**** MATERIAL FOR THIS EXERCISE ****

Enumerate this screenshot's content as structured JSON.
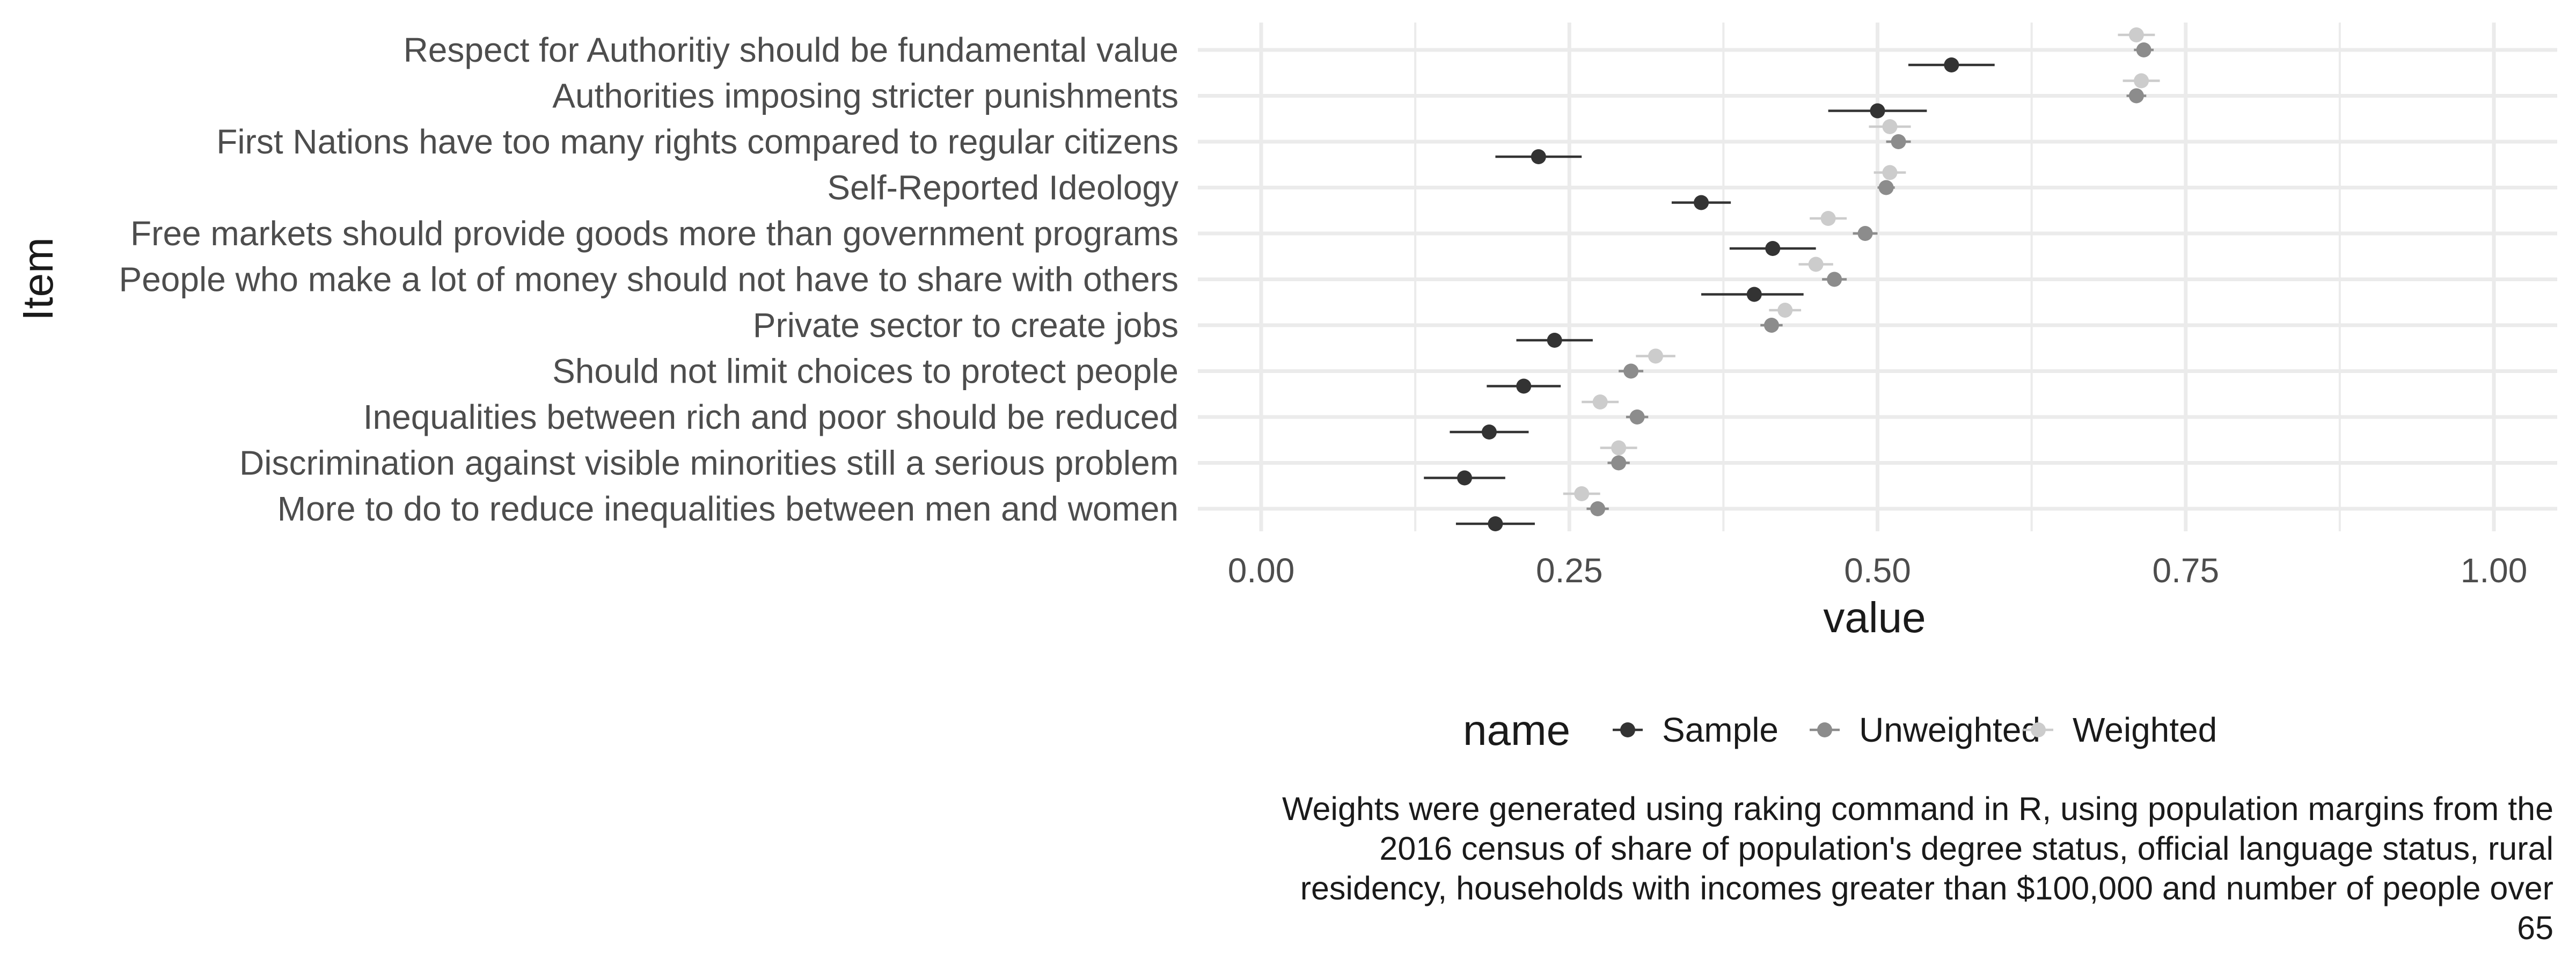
{
  "chart_data": {
    "type": "scatter",
    "title": "",
    "xlabel": "value",
    "ylabel": "Item",
    "xlim": [
      0,
      1
    ],
    "xticks": [
      "0.00",
      "0.25",
      "0.50",
      "0.75",
      "1.00"
    ],
    "xtick_values": [
      0,
      0.25,
      0.5,
      0.75,
      1
    ],
    "grid": true,
    "legend": {
      "title": "name",
      "position": "bottom"
    },
    "categories": [
      "Respect for Authoritiy should be fundamental value",
      "Authorities imposing stricter punishments",
      "First Nations have too many rights compared to regular citizens",
      "Self-Reported Ideology",
      "Free markets should provide goods more than government programs",
      "People who make a lot of money should not have to share with others",
      "Private sector to create jobs",
      "Should not limit choices to protect people",
      "Inequalities between rich and poor should be reduced",
      "Discrimination against visible minorities still a serious problem",
      "More to do to reduce inequalities between men and women"
    ],
    "series": [
      {
        "name": "Sample",
        "color": "#333333",
        "values": [
          0.56,
          0.5,
          0.225,
          0.357,
          0.415,
          0.4,
          0.238,
          0.213,
          0.185,
          0.165,
          0.19
        ],
        "lower": [
          0.525,
          0.46,
          0.19,
          0.333,
          0.38,
          0.357,
          0.207,
          0.183,
          0.153,
          0.132,
          0.158
        ],
        "upper": [
          0.595,
          0.54,
          0.26,
          0.381,
          0.45,
          0.44,
          0.269,
          0.243,
          0.217,
          0.198,
          0.222
        ]
      },
      {
        "name": "Unweighted",
        "color": "#8c8c8c",
        "values": [
          0.716,
          0.71,
          0.517,
          0.507,
          0.49,
          0.465,
          0.414,
          0.3,
          0.305,
          0.29,
          0.273
        ],
        "lower": [
          0.708,
          0.702,
          0.507,
          0.5,
          0.48,
          0.455,
          0.405,
          0.29,
          0.296,
          0.281,
          0.264
        ],
        "upper": [
          0.724,
          0.718,
          0.527,
          0.514,
          0.5,
          0.475,
          0.423,
          0.31,
          0.314,
          0.299,
          0.282
        ]
      },
      {
        "name": "Weighted",
        "color": "#cccccc",
        "values": [
          0.71,
          0.714,
          0.51,
          0.51,
          0.46,
          0.45,
          0.425,
          0.32,
          0.275,
          0.29,
          0.26
        ],
        "lower": [
          0.695,
          0.699,
          0.493,
          0.497,
          0.445,
          0.436,
          0.412,
          0.304,
          0.26,
          0.275,
          0.245
        ],
        "upper": [
          0.725,
          0.729,
          0.527,
          0.523,
          0.475,
          0.464,
          0.438,
          0.336,
          0.29,
          0.305,
          0.275
        ]
      }
    ],
    "caption": "Weights were generated using raking command in R, using population margins from the 2016 census of share of population's degree status, official language status, rural residency, households with incomes greater than $100,000 and number of people over 65"
  }
}
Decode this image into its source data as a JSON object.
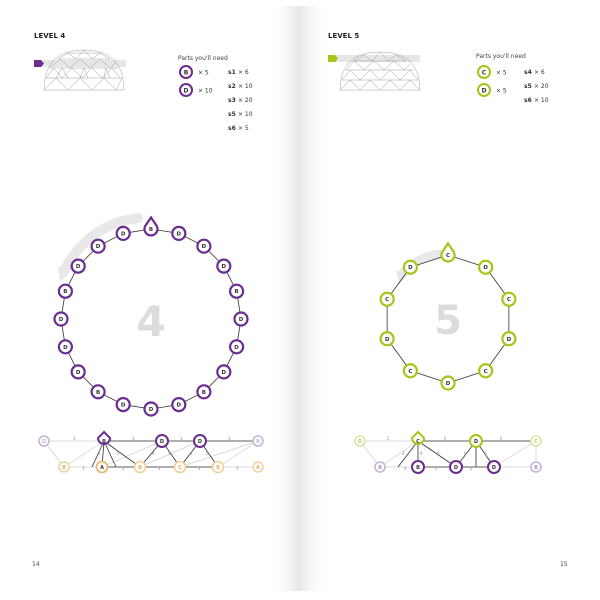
{
  "colors": {
    "purple": "#6a2c91",
    "green": "#a6c519",
    "light_purple": "#c6b3d6",
    "light_green": "#d9e6a3",
    "light_orange": "#f0cf95",
    "gray_text": "#4a4a4a",
    "big_number": "#dcdcdc"
  },
  "left_page": {
    "level": "LEVEL 4",
    "parts_title": "Parts you'll need",
    "hubs": [
      {
        "letter": "B",
        "qty": "× 5"
      },
      {
        "letter": "D",
        "qty": "× 10"
      }
    ],
    "struts": [
      {
        "id": "s1",
        "qty": "× 6"
      },
      {
        "id": "s2",
        "qty": "× 10"
      },
      {
        "id": "s3",
        "qty": "× 20"
      },
      {
        "id": "s5",
        "qty": "× 10"
      },
      {
        "id": "s6",
        "qty": "× 5"
      }
    ],
    "ring_number": "4",
    "ring_nodes": [
      "B",
      "D",
      "D",
      "D",
      "B",
      "D",
      "D",
      "D",
      "B",
      "D",
      "D",
      "D",
      "B",
      "D",
      "D",
      "D",
      "B",
      "D",
      "D",
      "D"
    ],
    "page_number": "14"
  },
  "right_page": {
    "level": "LEVEL 5",
    "parts_title": "Parts you'll need",
    "hubs": [
      {
        "letter": "C",
        "qty": "× 5"
      },
      {
        "letter": "D",
        "qty": "× 5"
      }
    ],
    "struts": [
      {
        "id": "s4",
        "qty": "× 6"
      },
      {
        "id": "s5",
        "qty": "× 20"
      },
      {
        "id": "s6",
        "qty": "× 10"
      }
    ],
    "ring_number": "5",
    "ring_nodes": [
      "C",
      "D",
      "C",
      "D",
      "C",
      "D",
      "C",
      "D",
      "C",
      "D"
    ],
    "page_number": "15"
  }
}
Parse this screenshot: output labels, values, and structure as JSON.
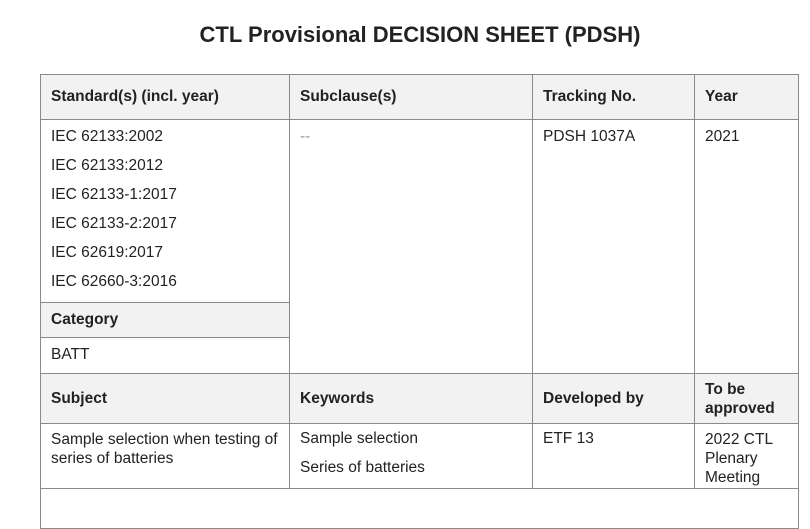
{
  "title": "CTL Provisional DECISION SHEET (PDSH)",
  "header1": {
    "standards": "Standard(s) (incl. year)",
    "subclauses": "Subclause(s)",
    "tracking": "Tracking No.",
    "year": "Year"
  },
  "row1": {
    "standards": [
      "IEC 62133:2002",
      "IEC 62133:2012",
      "IEC 62133-1:2017",
      "IEC 62133-2:2017",
      "IEC 62619:2017",
      "IEC 62660-3:2016"
    ],
    "subclauses": "--",
    "tracking": "PDSH 1037A",
    "year": "2021"
  },
  "category": {
    "label": "Category",
    "value": "BATT"
  },
  "header2": {
    "subject": "Subject",
    "keywords": "Keywords",
    "developed_by": "Developed by",
    "to_be_approved": "To be approved"
  },
  "row2": {
    "subject": "Sample selection when testing of series of batteries",
    "keywords": [
      "Sample selection",
      "Series of batteries"
    ],
    "developed_by": "ETF 13",
    "to_be_approved": "2022 CTL Plenary Meeting"
  }
}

****

■ **YOUR INSTRUCTIONS**
Every line above should be returned word for word, with the pictures left behind.

■ **RESULT FOR THIS EXERCISE**
Enumerate this screenshot's content as structured JSON.
{
  "chart_data": {
    "type": "scatter",
    "title": "",
    "xlabel": "value",
    "ylabel": "Item",
    "xlim": [
      0,
      1
    ],
    "xticks": [
      "0.00",
      "0.25",
      "0.50",
      "0.75",
      "1.00"
    ],
    "xtick_values": [
      0,
      0.25,
      0.5,
      0.75,
      1
    ],
    "grid": true,
    "legend": {
      "title": "name",
      "position": "bottom"
    },
    "categories": [
      "Respect for Authoritiy should be fundamental value",
      "Authorities imposing stricter punishments",
      "First Nations have too many rights compared to regular citizens",
      "Self-Reported Ideology",
      "Free markets should provide goods more than government programs",
      "People who make a lot of money should not have to share with others",
      "Private sector to create jobs",
      "Should not limit choices to protect people",
      "Inequalities between rich and poor should be reduced",
      "Discrimination against visible minorities still a serious problem",
      "More to do to reduce inequalities between men and women"
    ],
    "series": [
      {
        "name": "Sample",
        "color": "#333333",
        "values": [
          0.56,
          0.5,
          0.225,
          0.357,
          0.415,
          0.4,
          0.238,
          0.213,
          0.185,
          0.165,
          0.19
        ],
        "lower": [
          0.525,
          0.46,
          0.19,
          0.333,
          0.38,
          0.357,
          0.207,
          0.183,
          0.153,
          0.132,
          0.158
        ],
        "upper": [
          0.595,
          0.54,
          0.26,
          0.381,
          0.45,
          0.44,
          0.269,
          0.243,
          0.217,
          0.198,
          0.222
        ]
      },
      {
        "name": "Unweighted",
        "color": "#8c8c8c",
        "values": [
          0.716,
          0.71,
          0.517,
          0.507,
          0.49,
          0.465,
          0.414,
          0.3,
          0.305,
          0.29,
          0.273
        ],
        "lower": [
          0.708,
          0.702,
          0.507,
          0.5,
          0.48,
          0.455,
          0.405,
          0.29,
          0.296,
          0.281,
          0.264
        ],
        "upper": [
          0.724,
          0.718,
          0.527,
          0.514,
          0.5,
          0.475,
          0.423,
          0.31,
          0.314,
          0.299,
          0.282
        ]
      },
      {
        "name": "Weighted",
        "color": "#cccccc",
        "values": [
          0.71,
          0.714,
          0.51,
          0.51,
          0.46,
          0.45,
          0.425,
          0.32,
          0.275,
          0.29,
          0.26
        ],
        "lower": [
          0.695,
          0.699,
          0.493,
          0.497,
          0.445,
          0.436,
          0.412,
          0.304,
          0.26,
          0.275,
          0.245
        ],
        "upper": [
          0.725,
          0.729,
          0.527,
          0.523,
          0.475,
          0.464,
          0.438,
          0.336,
          0.29,
          0.305,
          0.275
        ]
      }
    ],
    "caption": "Weights were generated using raking command in R, using population margins from the 2016 census of share of population's degree status, official language status, rural residency, households with incomes greater than $100,000 and number of people over 65"
  }
}
Decode this image into its source data as a JSON object.
{
  "colors": {
    "purple": "#6a2c91",
    "green": "#a6c519",
    "light_purple": "#c6b3d6",
    "light_green": "#d9e6a3",
    "light_orange": "#f0cf95",
    "gray_text": "#4a4a4a",
    "big_number": "#dcdcdc"
  },
  "left_page": {
    "level": "LEVEL 4",
    "parts_title": "Parts you'll need",
    "hubs": [
      {
        "letter": "B",
        "qty": "× 5"
      },
      {
        "letter": "D",
        "qty": "× 10"
      }
    ],
    "struts": [
      {
        "id": "s1",
        "qty": "× 6"
      },
      {
        "id": "s2",
        "qty": "× 10"
      },
      {
        "id": "s3",
        "qty": "× 20"
      },
      {
        "id": "s5",
        "qty": "× 10"
      },
      {
        "id": "s6",
        "qty": "× 5"
      }
    ],
    "ring_number": "4",
    "ring_nodes": [
      "B",
      "D",
      "D",
      "D",
      "B",
      "D",
      "D",
      "D",
      "B",
      "D",
      "D",
      "D",
      "B",
      "D",
      "D",
      "D",
      "B",
      "D",
      "D",
      "D"
    ],
    "page_number": "14"
  },
  "right_page": {
    "level": "LEVEL 5",
    "parts_title": "Parts you'll need",
    "hubs": [
      {
        "letter": "C",
        "qty": "× 5"
      },
      {
        "letter": "D",
        "qty": "× 5"
      }
    ],
    "struts": [
      {
        "id": "s4",
        "qty": "× 6"
      },
      {
        "id": "s5",
        "qty": "× 20"
      },
      {
        "id": "s6",
        "qty": "× 10"
      }
    ],
    "ring_number": "5",
    "ring_nodes": [
      "C",
      "D",
      "C",
      "D",
      "C",
      "D",
      "C",
      "D",
      "C",
      "D"
    ],
    "page_number": "15"
  }
}
Parse this screenshot: output labels, values, and structure as JSON.
{
  "title": "CTL Provisional DECISION SHEET (PDSH)",
  "header1": {
    "standards": "Standard(s) (incl. year)",
    "subclauses": "Subclause(s)",
    "tracking": "Tracking No.",
    "year": "Year"
  },
  "row1": {
    "standards": [
      "IEC 62133:2002",
      "IEC 62133:2012",
      "IEC 62133-1:2017",
      "IEC 62133-2:2017",
      "IEC 62619:2017",
      "IEC 62660-3:2016"
    ],
    "subclauses": "--",
    "tracking": "PDSH 1037A",
    "year": "2021"
  },
  "category": {
    "label": "Category",
    "value": "BATT"
  },
  "header2": {
    "subject": "Subject",
    "keywords": "Keywords",
    "developed_by": "Developed by",
    "to_be_approved": "To be approved"
  },
  "row2": {
    "subject": "Sample selection when testing of series of batteries",
    "keywords": [
      "Sample selection",
      "Series of batteries"
    ],
    "developed_by": "ETF 13",
    "to_be_approved": "2022 CTL Plenary Meeting"
  }
}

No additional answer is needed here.